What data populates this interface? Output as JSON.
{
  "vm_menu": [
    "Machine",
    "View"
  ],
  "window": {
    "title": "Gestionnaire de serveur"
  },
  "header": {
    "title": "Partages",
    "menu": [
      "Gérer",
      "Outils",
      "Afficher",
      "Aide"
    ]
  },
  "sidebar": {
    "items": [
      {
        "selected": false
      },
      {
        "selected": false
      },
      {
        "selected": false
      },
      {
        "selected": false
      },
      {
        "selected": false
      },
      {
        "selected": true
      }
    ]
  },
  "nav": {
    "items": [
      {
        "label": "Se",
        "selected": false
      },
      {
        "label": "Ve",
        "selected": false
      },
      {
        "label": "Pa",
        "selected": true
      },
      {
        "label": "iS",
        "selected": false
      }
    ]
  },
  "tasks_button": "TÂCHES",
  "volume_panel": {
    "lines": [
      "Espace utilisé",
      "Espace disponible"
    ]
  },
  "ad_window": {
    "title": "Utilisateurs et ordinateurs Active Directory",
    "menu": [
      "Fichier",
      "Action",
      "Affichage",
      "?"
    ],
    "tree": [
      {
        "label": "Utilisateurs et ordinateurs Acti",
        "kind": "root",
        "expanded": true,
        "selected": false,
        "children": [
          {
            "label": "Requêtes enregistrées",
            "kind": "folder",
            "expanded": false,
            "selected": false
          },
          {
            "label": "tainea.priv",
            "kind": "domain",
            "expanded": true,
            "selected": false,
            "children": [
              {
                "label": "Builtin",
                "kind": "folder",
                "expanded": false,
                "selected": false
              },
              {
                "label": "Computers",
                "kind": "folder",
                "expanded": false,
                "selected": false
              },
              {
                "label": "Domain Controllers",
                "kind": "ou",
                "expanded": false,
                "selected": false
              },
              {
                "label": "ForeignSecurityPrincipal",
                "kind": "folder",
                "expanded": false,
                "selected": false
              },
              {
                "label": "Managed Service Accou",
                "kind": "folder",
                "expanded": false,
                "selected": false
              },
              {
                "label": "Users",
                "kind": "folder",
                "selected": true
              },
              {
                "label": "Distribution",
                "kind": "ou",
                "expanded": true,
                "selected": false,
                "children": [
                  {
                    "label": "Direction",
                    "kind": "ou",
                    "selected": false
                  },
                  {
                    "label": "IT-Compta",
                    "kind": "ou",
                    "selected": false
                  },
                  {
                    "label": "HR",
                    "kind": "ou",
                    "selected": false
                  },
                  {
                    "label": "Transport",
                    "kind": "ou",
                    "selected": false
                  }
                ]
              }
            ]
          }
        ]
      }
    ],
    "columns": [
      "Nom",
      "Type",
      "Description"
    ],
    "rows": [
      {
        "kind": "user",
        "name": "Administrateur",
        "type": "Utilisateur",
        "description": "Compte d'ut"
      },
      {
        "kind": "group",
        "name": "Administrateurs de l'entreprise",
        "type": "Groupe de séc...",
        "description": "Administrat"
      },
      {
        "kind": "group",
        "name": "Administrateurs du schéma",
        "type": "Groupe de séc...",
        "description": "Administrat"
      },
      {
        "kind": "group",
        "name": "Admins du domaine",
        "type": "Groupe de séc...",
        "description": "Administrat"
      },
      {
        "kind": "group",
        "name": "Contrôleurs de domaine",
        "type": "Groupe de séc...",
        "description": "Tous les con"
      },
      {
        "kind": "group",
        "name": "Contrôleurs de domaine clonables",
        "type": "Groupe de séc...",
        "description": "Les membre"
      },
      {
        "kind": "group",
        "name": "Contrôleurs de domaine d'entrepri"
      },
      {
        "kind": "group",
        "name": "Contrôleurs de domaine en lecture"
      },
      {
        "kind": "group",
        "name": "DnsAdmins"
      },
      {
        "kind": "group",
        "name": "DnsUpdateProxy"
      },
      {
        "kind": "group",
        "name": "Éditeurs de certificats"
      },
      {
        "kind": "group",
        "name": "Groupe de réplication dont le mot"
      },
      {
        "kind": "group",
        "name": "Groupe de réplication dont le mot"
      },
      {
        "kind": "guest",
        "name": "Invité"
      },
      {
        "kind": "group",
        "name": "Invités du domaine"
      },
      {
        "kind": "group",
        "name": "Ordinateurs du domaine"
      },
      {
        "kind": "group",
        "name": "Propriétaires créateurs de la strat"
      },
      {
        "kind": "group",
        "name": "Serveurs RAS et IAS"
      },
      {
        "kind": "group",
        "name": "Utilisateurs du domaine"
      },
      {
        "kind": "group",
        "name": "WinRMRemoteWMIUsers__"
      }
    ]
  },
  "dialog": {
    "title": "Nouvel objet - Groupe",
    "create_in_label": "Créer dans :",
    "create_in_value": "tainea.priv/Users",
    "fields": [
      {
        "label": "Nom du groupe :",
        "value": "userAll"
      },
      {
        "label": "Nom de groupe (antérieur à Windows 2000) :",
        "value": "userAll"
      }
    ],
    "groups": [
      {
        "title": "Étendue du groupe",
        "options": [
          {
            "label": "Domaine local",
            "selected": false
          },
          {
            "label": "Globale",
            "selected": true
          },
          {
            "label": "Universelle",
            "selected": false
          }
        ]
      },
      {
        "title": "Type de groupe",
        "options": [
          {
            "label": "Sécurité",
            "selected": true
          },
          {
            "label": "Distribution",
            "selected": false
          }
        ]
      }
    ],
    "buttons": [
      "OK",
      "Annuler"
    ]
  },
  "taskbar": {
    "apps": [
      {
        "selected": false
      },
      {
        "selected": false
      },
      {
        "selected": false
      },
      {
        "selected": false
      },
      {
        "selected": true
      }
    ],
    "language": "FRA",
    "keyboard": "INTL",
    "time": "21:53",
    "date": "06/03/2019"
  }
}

# # # # # # #

Return the entries in full, keeping every line exactly as it is.

What data populates this interface? Output as JSON.
{
  "vm_menu": [
    "Machine",
    "View"
  ],
  "window": {
    "title": "Gestionnaire de serveur"
  },
  "header": {
    "title": "Partages",
    "menu": [
      "Gérer",
      "Outils",
      "Afficher",
      "Aide"
    ]
  },
  "sidebar": {
    "items": [
      {
        "selected": false
      },
      {
        "selected": false
      },
      {
        "selected": false
      },
      {
        "selected": false
      },
      {
        "selected": false
      },
      {
        "selected": true
      }
    ]
  },
  "nav": {
    "items": [
      {
        "label": "Se",
        "selected": false
      },
      {
        "label": "Ve",
        "selected": false
      },
      {
        "label": "Pa",
        "selected": true
      },
      {
        "label": "iS",
        "selected": false
      }
    ]
  },
  "tasks_button": "TÂCHES",
  "volume_panel": {
    "lines": [
      "Espace utilisé",
      "Espace disponible"
    ]
  },
  "ad_window": {
    "title": "Utilisateurs et ordinateurs Active Directory",
    "menu": [
      "Fichier",
      "Action",
      "Affichage",
      "?"
    ],
    "tree": [
      {
        "label": "Utilisateurs et ordinateurs Acti",
        "kind": "root",
        "expanded": true,
        "selected": false,
        "children": [
          {
            "label": "Requêtes enregistrées",
            "kind": "folder",
            "expanded": false,
            "selected": false
          },
          {
            "label": "tainea.priv",
            "kind": "domain",
            "expanded": true,
            "selected": false,
            "children": [
              {
                "label": "Builtin",
                "kind": "folder",
                "expanded": false,
                "selected": false
              },
              {
                "label": "Computers",
                "kind": "folder",
                "expanded": false,
                "selected": false
              },
              {
                "label": "Domain Controllers",
                "kind": "ou",
                "expanded": false,
                "selected": false
              },
              {
                "label": "ForeignSecurityPrincipal",
                "kind": "folder",
                "expanded": false,
                "selected": false
              },
              {
                "label": "Managed Service Accou",
                "kind": "folder",
                "expanded": false,
                "selected": false
              },
              {
                "label": "Users",
                "kind": "folder",
                "selected": true
              },
              {
                "label": "Distribution",
                "kind": "ou",
                "expanded": true,
                "selected": false,
                "children": [
                  {
                    "label": "Direction",
                    "kind": "ou",
                    "selected": false
                  },
                  {
                    "label": "IT-Compta",
                    "kind": "ou",
                    "selected": false
                  },
                  {
                    "label": "HR",
                    "kind": "ou",
                    "selected": false
                  },
                  {
                    "label": "Transport",
                    "kind": "ou",
                    "selected": false
                  }
                ]
              }
            ]
          }
        ]
      }
    ],
    "columns": [
      "Nom",
      "Type",
      "Description"
    ],
    "rows": [
      {
        "kind": "user",
        "name": "Administrateur",
        "type": "Utilisateur",
        "description": "Compte d'ut"
      },
      {
        "kind": "group",
        "name": "Administrateurs de l'entreprise",
        "type": "Groupe de séc...",
        "description": "Administrat"
      },
      {
        "kind": "group",
        "name": "Administrateurs du schéma",
        "type": "Groupe de séc...",
        "description": "Administrat"
      },
      {
        "kind": "group",
        "name": "Admins du domaine",
        "type": "Groupe de séc...",
        "description": "Administrat"
      },
      {
        "kind": "group",
        "name": "Contrôleurs de domaine",
        "type": "Groupe de séc...",
        "description": "Tous les con"
      },
      {
        "kind": "group",
        "name": "Contrôleurs de domaine clonables",
        "type": "Groupe de séc...",
        "description": "Les membre"
      },
      {
        "kind": "group",
        "name": "Contrôleurs de domaine d'entrepri"
      },
      {
        "kind": "group",
        "name": "Contrôleurs de domaine en lecture"
      },
      {
        "kind": "group",
        "name": "DnsAdmins"
      },
      {
        "kind": "group",
        "name": "DnsUpdateProxy"
      },
      {
        "kind": "group",
        "name": "Éditeurs de certificats"
      },
      {
        "kind": "group",
        "name": "Groupe de réplication dont le mot"
      },
      {
        "kind": "group",
        "name": "Groupe de réplication dont le mot"
      },
      {
        "kind": "guest",
        "name": "Invité"
      },
      {
        "kind": "group",
        "name": "Invités du domaine"
      },
      {
        "kind": "group",
        "name": "Ordinateurs du domaine"
      },
      {
        "kind": "group",
        "name": "Propriétaires créateurs de la strat"
      },
      {
        "kind": "group",
        "name": "Serveurs RAS et IAS"
      },
      {
        "kind": "group",
        "name": "Utilisateurs du domaine"
      },
      {
        "kind": "group",
        "name": "WinRMRemoteWMIUsers__"
      }
    ]
  },
  "dialog": {
    "title": "Nouvel objet - Groupe",
    "create_in_label": "Créer dans :",
    "create_in_value": "tainea.priv/Users",
    "fields": [
      {
        "label": "Nom du groupe :",
        "value": "userAll"
      },
      {
        "label": "Nom de groupe (antérieur à Windows 2000) :",
        "value": "userAll"
      }
    ],
    "groups": [
      {
        "title": "Étendue du groupe",
        "options": [
          {
            "label": "Domaine local",
            "selected": false
          },
          {
            "label": "Globale",
            "selected": true
          },
          {
            "label": "Universelle",
            "selected": false
          }
        ]
      },
      {
        "title": "Type de groupe",
        "options": [
          {
            "label": "Sécurité",
            "selected": true
          },
          {
            "label": "Distribution",
            "selected": false
          }
        ]
      }
    ],
    "buttons": [
      "OK",
      "Annuler"
    ]
  },
  "taskbar": {
    "apps": [
      {
        "selected": false
      },
      {
        "selected": false
      },
      {
        "selected": false
      },
      {
        "selected": false
      },
      {
        "selected": true
      }
    ],
    "language": "FRA",
    "keyboard": "INTL",
    "time": "21:53",
    "date": "06/03/2019"
  }
}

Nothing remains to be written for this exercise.